* [Exercise aim] Go through the material below and copy all lines with "Murotal".

* [Provided information]
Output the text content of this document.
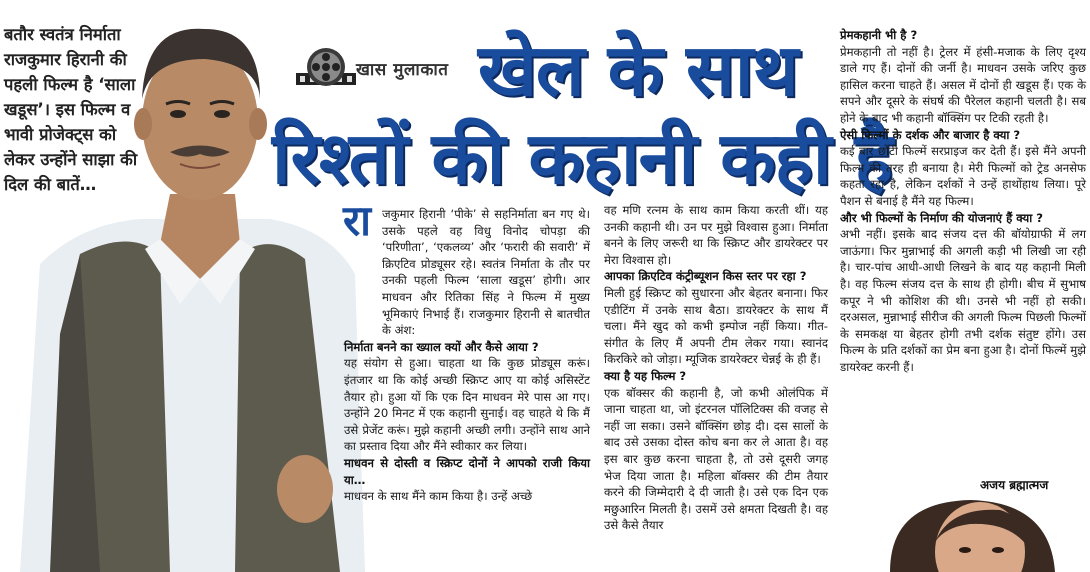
बतौर स्वतंत्र निर्माता राजकुमार हिरानी की पहली फिल्म है ‘साला खडूस’। इस फिल्म व भावी प्रोजेक्ट्स को लेकर उन्होंने साझा की दिल की बातें…
खास मुलाकात खेल के साथ
रिश्तों की कहानी कही है
रा जकुमार हिरानी ‘पीके’ से सहनिर्माता बन गए थे। उसके पहले वह विधु विनोद चोपड़ा की ‘परिणीता’, ‘एकलव्य’ और ‘फरारी की सवारी’ में क्रिएटिव प्रोड्यूसर रहे। स्वतंत्र निर्माता के तौर पर उनकी पहली फिल्म ‘साला खडूस’ होगी। आर माधवन और रितिका सिंह ने फिल्म में मुख्य भूमिकाएं निभाई हैं। राजकुमार हिरानी से बातचीत के अंश:

निर्माता बनने का ख्याल क्यों और कैसे आया ?

यह संयोग से हुआ। चाहता था कि कुछ प्रोड्यूस करूं। इंतजार था कि कोई अच्छी स्क्रिप्ट आए या कोई असिस्टेंट तैयार हो। हुआ यों कि एक दिन माधवन मेरे पास आ गए। उन्होंने 20 मिनट में एक कहानी सुनाई। वह चाहते थे कि मैं उसे प्रेजेंट करूं। मुझे कहानी अच्छी लगी। उन्होंने साथ आने का प्रस्ताव दिया और मैंने स्वीकार कर लिया।

माधवन से दोस्ती व स्क्रिप्ट दोनों ने आपको राजी किया या…

माधवन के साथ मैंने काम किया है। उन्हें अच्छे

वह मणि रत्नम के साथ काम किया करती थीं। यह उनकी कहानी थी। उन पर मुझे विश्वास हुआ। निर्माता बनने के लिए जरूरी था कि स्क्रिप्ट और डायरेक्टर पर मेरा विश्वास हो।

आपका क्रिएटिव कंट्रीब्यूशन किस स्तर पर रहा ?

मिली हुई स्क्रिप्ट को सुधारना और बेहतर बनाना। फिर एडीटिंग में उनके साथ बैठा। डायरेक्टर के साथ मैं चला। मैंने खुद को कभी इम्पोज नहीं किया। गीत-संगीत के लिए मैं अपनी टीम लेकर गया। स्वानंद किरकिरे को जोड़ा। म्यूजिक डायरेक्टर चेन्नई के ही हैं।

क्या है यह फिल्म ?

एक बॉक्सर की कहानी है, जो कभी ओलंपिक में जाना चाहता था, जो इंटरनल पॉलिटिक्स की वजह से नहीं जा सका। उसने बॉक्सिंग छोड़ दी। दस सालों के बाद उसे उसका दोस्त कोच बना कर ले आता है। वह इस बार कुछ करना चाहता है, तो उसे दूसरी जगह भेज दिया जाता है। महिला बॉक्सर की टीम तैयार करने की जिम्मेदारी दे दी जाती है। उसे एक दिन एक मछुआरिन मिलती है। उसमें उसे क्षमता दिखती है। वह उसे कैसे तैयार

प्रेमकहानी भी है ?

प्रेमकहानी तो नहीं है। ट्रेलर में हंसी-मजाक के लिए दृश्य डाले गए हैं। दोनों की जर्नी है। माधवन उसके जरिए कुछ हासिल करना चाहते हैं। असल में दोनों ही खडूस हैं। एक के सपने और दूसरे के संघर्ष की पैरेलल कहानी चलती है। सब होने के बाद भी कहानी बॉक्सिंग पर टिकी रहती है।

ऐसी फिल्मों के दर्शक और बाजार है क्या ?

कई बार छोटी फिल्में सरप्राइज कर देती हैं। इसे मैंने अपनी फिल्म की तरह ही बनाया है। मेरी फिल्मों को ट्रेड अनसेफ कहता रहा है, लेकिन दर्शकों ने उन्हें हाथोंहाथ लिया। पूरे पैशन से बनाई है मैंने यह फिल्म।

और भी फिल्मों के निर्माण की योजनाएं हैं क्या ?

अभी नहीं। इसके बाद संजय दत्त की बॉयोग्राफी में लग जाऊंगा। फिर मुन्नाभाई की अगली कड़ी भी लिखी जा रही है। चार-पांच आधी-आधी लिखने के बाद यह कहानी मिली है। वह फिल्म संजय दत्त के साथ ही होगी। बीच में सुभाष कपूर ने भी कोशिश की थी। उनसे भी नहीं हो सकी। दरअसल, मुन्नाभाई सीरीज की अगली फिल्म पिछली फिल्मों के समकक्ष या बेहतर होगी तभी दर्शक संतुष्ट होंगे। उस फिल्म के प्रति दर्शकों का प्रेम बना हुआ है। दोनों फिल्में मुझे डायरेक्ट करनी हैं।

अजय ब्रह्मात्मज
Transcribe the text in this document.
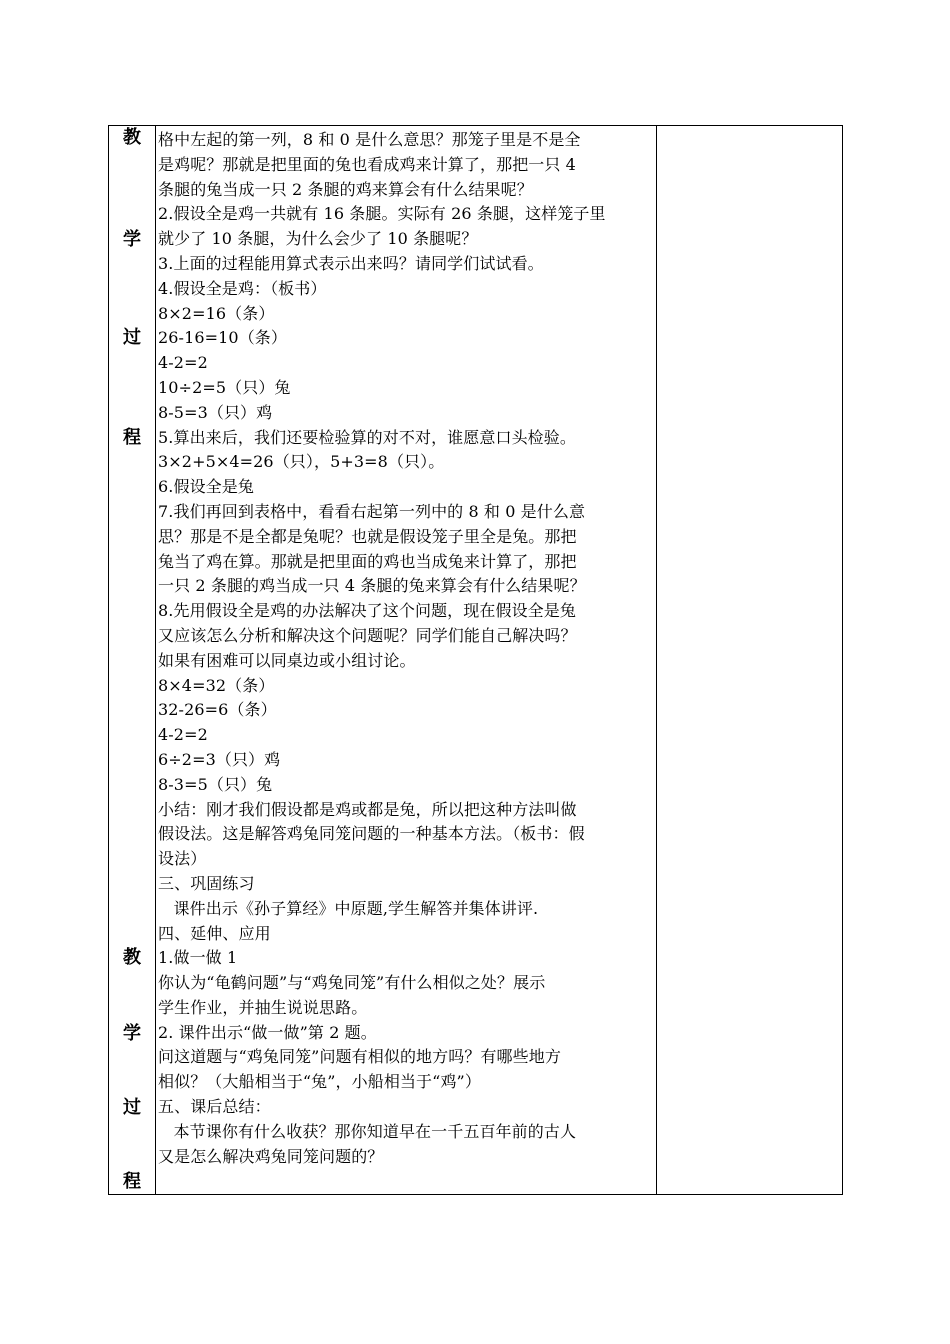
教
学
过
程
教
学
过
程

格中左起的第一列，8 和 0 是什么意思？那笼子里是不是全
是鸡呢？那就是把里面的兔也看成鸡来计算了，那把一只 4
条腿的兔当成一只 2 条腿的鸡来算会有什么结果呢？
2.假设全是鸡一共就有 16 条腿。实际有 26 条腿，这样笼子里
就少了 10 条腿，为什么会少了 10 条腿呢？
3.上面的过程能用算式表示出来吗？请同学们试试看。
4.假设全是鸡：（板书）
8×2=16（条）
26-16=10（条）
4-2=2
10÷2=5（只）兔
8-5=3（只）鸡
5.算出来后，我们还要检验算的对不对，谁愿意口头检验。
3×2+5×4=26（只），5+3=8（只）。
6.假设全是兔
7.我们再回到表格中，看看右起第一列中的 8 和 0 是什么意
思？那是不是全都是兔呢？也就是假设笼子里全是兔。那把
兔当了鸡在算。那就是把里面的鸡也当成兔来计算了，那把
一只 2 条腿的鸡当成一只 4 条腿的兔来算会有什么结果呢？
8.先用假设全是鸡的办法解决了这个问题，现在假设全是兔
又应该怎么分析和解决这个问题呢？同学们能自己解决吗？
如果有困难可以同桌边或小组讨论。
8×4=32（条）
32-26=6（条）
4-2=2
6÷2=3（只）鸡
8-3=5（只）兔
小结：刚才我们假设都是鸡或都是兔，所以把这种方法叫做
假设法。这是解答鸡兔同笼问题的一种基本方法。（板书：假
设法）
三、巩固练习
课件出示《孙子算经》中原题,学生解答并集体讲评.
四、延伸、应用
1.做一做 1
你认为“龟鹤问题”与“鸡兔同笼”有什么相似之处？展示
学生作业，并抽生说说思路。
2. 课件出示“做一做”第 2 题。
问这道题与“鸡兔同笼”问题有相似的地方吗？有哪些地方
相似？（大船相当于“兔”，小船相当于“鸡”）
五、课后总结：
本节课你有什么收获？那你知道早在一千五百年前的古人
又是怎么解决鸡兔同笼问题的？
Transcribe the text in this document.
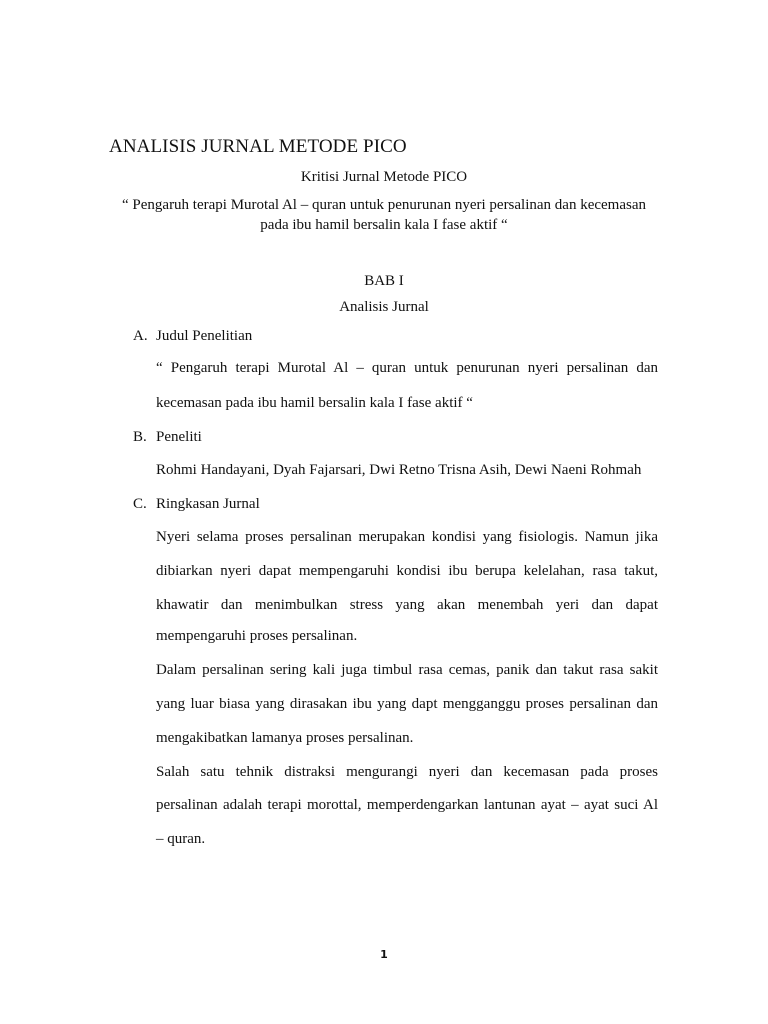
ANALISIS JURNAL METODE PICO

Kritisi Jurnal Metode PICO

“ Pengaruh terapi Murotal Al – quran untuk penurunan nyeri persalinan dan kecemasan

pada ibu hamil bersalin kala I fase aktif “

BAB I

Analisis Jurnal

A. Judul Penelitian

“ Pengaruh terapi Murotal Al – quran untuk penurunan nyeri persalinan dan

kecemasan pada ibu hamil bersalin kala I fase aktif “

B. Peneliti

Rohmi Handayani, Dyah Fajarsari, Dwi Retno Trisna Asih, Dewi Naeni Rohmah

C. Ringkasan Jurnal

Nyeri selama proses persalinan merupakan kondisi yang fisiologis. Namun jika

dibiarkan nyeri dapat mempengaruhi kondisi ibu berupa kelelahan, rasa takut,

khawatir dan menimbulkan stress yang akan menembah yeri dan dapat

mempengaruhi proses persalinan.

Dalam persalinan sering kali juga timbul rasa cemas, panik dan takut rasa sakit

yang luar biasa yang dirasakan ibu yang dapt mengganggu proses persalinan dan

mengakibatkan lamanya proses persalinan.

Salah satu tehnik distraksi mengurangi nyeri dan kecemasan pada proses

persalinan adalah terapi morottal, memperdengarkan lantunan ayat – ayat suci Al

– quran.

1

* [Task response]
“ Pengaruh terapi Murotal Al – quran untuk penurunan nyeri persalinan dan kecemasan
“ Pengaruh terapi Murotal Al – quran untuk penurunan nyeri persalinan dan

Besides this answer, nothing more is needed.